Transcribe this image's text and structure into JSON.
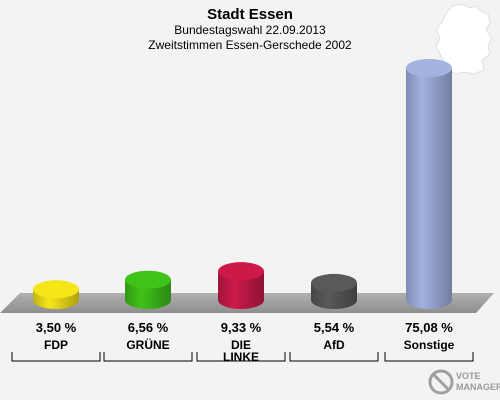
{
  "header": {
    "title": "Stadt Essen",
    "subtitle1": "Bundestagswahl 22.09.2013",
    "subtitle2": "Zweitstimmen Essen-Gerschede 2002"
  },
  "watermark": {
    "line1": "VOTE",
    "line2": "MANAGER"
  },
  "chart_data": {
    "type": "bar",
    "categories": [
      "FDP",
      "GRÜNE",
      "DIE LINKE",
      "AfD",
      "Sonstige"
    ],
    "values": [
      3.5,
      6.56,
      9.33,
      5.54,
      75.08
    ],
    "value_labels": [
      "3,50 %",
      "6,56 %",
      "9,33 %",
      "5,54 %",
      "75,08 %"
    ],
    "colors": [
      "#f5e61a",
      "#3fc21a",
      "#cc1a4a",
      "#595959",
      "#a4b2e0"
    ],
    "unit": "%",
    "title": "Stadt Essen",
    "ylim": [
      0,
      75.08
    ],
    "grid": false,
    "legend": "none"
  }
}
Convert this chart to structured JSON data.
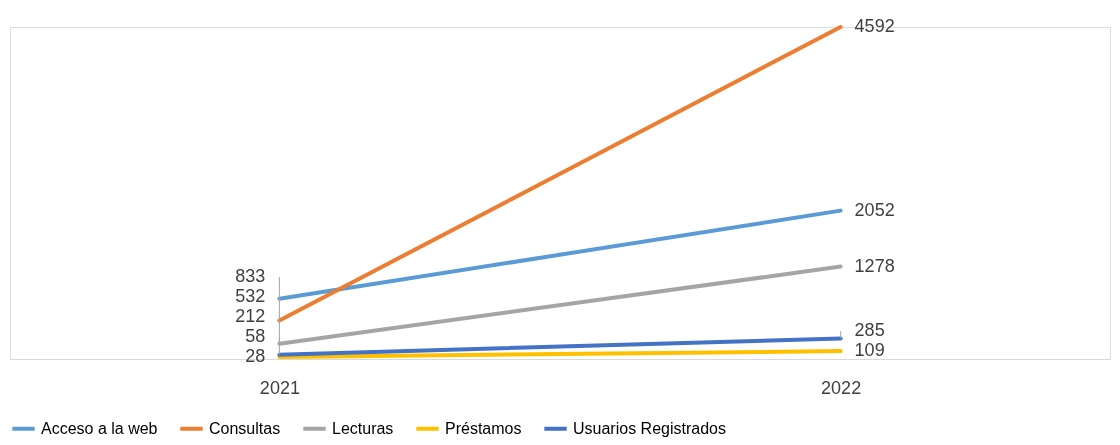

+---+

> WORK TO COMPLETE
Write out all the entries word for word, but skip any images.

> FINAL RESULT
Transcribe this image's text and structure into JSON.
{
  "header": {
    "title": "Stadt Essen",
    "subtitle1": "Bundestagswahl 22.09.2013",
    "subtitle2": "Zweitstimmen Essen-Gerschede 2002"
  },
  "watermark": {
    "line1": "VOTE",
    "line2": "MANAGER"
  },
  "chart_data": {
    "type": "bar",
    "categories": [
      "FDP",
      "GRÜNE",
      "DIE LINKE",
      "AfD",
      "Sonstige"
    ],
    "values": [
      3.5,
      6.56,
      9.33,
      5.54,
      75.08
    ],
    "value_labels": [
      "3,50 %",
      "6,56 %",
      "9,33 %",
      "5,54 %",
      "75,08 %"
    ],
    "colors": [
      "#f5e61a",
      "#3fc21a",
      "#cc1a4a",
      "#595959",
      "#a4b2e0"
    ],
    "unit": "%",
    "title": "Stadt Essen",
    "ylim": [
      0,
      75.08
    ],
    "grid": false,
    "legend": "none"
  }
}
Convert this chart to structured JSON data.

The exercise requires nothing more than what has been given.